▼

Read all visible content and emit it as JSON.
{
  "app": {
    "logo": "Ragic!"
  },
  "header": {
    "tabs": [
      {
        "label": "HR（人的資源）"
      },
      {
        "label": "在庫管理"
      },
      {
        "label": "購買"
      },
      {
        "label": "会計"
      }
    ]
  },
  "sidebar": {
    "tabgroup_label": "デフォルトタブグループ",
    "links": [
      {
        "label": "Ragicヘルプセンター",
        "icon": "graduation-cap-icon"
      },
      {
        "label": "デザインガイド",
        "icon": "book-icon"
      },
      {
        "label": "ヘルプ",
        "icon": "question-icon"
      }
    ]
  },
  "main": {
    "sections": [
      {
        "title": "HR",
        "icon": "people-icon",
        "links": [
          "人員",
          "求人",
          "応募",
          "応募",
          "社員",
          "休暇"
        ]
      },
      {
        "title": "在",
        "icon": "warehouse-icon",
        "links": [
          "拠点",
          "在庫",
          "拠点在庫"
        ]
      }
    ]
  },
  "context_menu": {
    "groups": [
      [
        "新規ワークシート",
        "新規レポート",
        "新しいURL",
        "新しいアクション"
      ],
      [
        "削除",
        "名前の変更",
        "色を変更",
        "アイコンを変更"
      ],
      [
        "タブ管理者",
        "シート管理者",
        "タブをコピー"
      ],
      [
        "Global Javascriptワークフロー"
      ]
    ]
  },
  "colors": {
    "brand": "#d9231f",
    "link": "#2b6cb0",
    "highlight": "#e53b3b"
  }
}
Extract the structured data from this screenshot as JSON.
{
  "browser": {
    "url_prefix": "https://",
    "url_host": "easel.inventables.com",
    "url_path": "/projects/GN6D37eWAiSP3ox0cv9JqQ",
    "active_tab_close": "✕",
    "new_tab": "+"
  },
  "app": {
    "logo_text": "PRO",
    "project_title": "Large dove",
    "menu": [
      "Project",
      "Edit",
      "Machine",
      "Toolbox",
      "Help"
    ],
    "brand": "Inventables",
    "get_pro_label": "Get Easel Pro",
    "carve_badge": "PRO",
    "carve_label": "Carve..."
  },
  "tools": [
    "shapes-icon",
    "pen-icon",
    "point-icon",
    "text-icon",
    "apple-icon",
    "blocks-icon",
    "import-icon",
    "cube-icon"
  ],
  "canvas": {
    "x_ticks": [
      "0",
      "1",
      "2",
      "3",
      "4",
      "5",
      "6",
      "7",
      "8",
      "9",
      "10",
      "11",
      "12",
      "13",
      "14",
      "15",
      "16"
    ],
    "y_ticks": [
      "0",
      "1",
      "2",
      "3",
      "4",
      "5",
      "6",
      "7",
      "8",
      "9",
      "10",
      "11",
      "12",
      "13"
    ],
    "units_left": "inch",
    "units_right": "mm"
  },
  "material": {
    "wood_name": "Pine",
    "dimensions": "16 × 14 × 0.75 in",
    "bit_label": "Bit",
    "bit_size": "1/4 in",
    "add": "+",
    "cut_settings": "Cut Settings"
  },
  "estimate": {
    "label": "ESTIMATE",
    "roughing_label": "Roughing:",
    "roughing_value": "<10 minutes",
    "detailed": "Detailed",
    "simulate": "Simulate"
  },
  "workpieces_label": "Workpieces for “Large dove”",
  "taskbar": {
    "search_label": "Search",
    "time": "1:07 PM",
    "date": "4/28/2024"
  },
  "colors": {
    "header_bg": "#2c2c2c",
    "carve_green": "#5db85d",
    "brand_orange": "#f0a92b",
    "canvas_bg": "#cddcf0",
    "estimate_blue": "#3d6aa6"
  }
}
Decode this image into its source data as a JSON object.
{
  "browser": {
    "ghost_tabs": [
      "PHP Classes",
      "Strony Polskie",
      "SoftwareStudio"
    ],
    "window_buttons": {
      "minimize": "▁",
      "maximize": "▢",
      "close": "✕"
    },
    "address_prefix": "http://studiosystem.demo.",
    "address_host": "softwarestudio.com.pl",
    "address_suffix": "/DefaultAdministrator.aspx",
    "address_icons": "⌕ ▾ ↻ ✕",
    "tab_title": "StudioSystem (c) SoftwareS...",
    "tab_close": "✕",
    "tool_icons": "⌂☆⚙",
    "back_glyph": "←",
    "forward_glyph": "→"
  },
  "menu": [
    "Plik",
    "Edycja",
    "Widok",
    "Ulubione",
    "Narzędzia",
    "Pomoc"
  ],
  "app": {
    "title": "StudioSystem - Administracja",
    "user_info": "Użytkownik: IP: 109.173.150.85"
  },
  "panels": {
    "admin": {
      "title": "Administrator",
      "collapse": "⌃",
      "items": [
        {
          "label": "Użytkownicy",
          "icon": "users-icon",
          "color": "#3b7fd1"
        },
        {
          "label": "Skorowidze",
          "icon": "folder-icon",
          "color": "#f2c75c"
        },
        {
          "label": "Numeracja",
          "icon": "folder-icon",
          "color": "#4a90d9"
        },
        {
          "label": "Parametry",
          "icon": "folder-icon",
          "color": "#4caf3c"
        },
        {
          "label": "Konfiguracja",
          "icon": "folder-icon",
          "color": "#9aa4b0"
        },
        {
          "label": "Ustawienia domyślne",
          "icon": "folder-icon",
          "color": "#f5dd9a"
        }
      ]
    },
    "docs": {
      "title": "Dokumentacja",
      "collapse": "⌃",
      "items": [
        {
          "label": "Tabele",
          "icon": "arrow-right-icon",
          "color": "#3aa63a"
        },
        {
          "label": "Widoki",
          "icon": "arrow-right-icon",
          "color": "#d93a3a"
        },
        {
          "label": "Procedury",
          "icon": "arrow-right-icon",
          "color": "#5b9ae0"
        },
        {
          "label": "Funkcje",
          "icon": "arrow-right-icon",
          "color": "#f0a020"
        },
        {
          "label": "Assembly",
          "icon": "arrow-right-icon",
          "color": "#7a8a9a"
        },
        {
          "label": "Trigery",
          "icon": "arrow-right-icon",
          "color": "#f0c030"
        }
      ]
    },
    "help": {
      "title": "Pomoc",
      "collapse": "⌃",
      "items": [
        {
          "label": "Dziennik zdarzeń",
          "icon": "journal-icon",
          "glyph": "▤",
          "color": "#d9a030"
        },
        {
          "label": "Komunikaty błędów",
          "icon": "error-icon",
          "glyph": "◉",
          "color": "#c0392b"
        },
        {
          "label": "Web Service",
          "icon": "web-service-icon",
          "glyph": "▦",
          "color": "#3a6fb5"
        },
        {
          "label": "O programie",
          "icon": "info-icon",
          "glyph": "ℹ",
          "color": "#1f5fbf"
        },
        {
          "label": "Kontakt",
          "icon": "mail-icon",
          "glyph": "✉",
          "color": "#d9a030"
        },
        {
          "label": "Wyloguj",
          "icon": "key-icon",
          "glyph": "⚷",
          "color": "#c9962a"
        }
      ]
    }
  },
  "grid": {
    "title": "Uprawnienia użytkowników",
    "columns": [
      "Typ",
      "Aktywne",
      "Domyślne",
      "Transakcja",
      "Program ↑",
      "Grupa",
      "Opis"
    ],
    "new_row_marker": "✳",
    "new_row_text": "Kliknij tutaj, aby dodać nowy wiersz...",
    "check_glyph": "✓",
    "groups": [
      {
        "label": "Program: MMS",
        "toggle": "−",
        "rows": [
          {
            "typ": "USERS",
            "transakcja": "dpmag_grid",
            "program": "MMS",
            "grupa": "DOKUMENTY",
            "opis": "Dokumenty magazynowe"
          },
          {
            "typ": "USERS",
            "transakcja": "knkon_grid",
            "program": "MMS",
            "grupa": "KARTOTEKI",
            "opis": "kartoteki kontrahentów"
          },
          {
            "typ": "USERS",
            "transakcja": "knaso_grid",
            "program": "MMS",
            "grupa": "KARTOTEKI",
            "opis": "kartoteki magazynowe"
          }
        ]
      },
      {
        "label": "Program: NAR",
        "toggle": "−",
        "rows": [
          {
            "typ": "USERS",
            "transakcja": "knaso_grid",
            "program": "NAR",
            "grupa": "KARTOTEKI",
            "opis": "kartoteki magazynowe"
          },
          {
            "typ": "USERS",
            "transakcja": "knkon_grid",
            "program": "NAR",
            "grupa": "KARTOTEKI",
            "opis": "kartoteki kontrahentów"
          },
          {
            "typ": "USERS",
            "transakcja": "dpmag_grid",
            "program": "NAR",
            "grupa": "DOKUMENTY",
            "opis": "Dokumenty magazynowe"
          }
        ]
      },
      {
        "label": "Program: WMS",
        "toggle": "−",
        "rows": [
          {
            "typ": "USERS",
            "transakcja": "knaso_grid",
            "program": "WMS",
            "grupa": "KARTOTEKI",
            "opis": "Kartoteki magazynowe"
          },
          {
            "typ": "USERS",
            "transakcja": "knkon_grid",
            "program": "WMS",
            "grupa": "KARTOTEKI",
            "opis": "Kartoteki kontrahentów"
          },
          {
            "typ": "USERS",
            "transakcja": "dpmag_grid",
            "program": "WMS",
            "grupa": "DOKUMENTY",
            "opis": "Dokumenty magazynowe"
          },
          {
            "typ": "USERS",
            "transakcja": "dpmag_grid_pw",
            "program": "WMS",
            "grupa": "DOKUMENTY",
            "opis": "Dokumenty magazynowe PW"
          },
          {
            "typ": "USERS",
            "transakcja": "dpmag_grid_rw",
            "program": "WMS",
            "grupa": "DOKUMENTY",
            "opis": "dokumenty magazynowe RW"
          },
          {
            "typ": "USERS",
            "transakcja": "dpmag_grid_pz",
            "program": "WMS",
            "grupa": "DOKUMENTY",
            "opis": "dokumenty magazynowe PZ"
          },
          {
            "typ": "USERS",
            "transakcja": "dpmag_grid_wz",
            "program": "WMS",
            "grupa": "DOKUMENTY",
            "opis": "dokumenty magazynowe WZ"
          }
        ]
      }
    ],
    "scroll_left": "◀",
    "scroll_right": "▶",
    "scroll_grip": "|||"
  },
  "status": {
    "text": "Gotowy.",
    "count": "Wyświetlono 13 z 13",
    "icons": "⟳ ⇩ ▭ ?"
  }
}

▲

The task. Every line in the data above that contains "dove" needs to be copied.

Written answer.
    "project_title": "Large dove",
  "workpieces_label": "Workpieces for “Large dove”",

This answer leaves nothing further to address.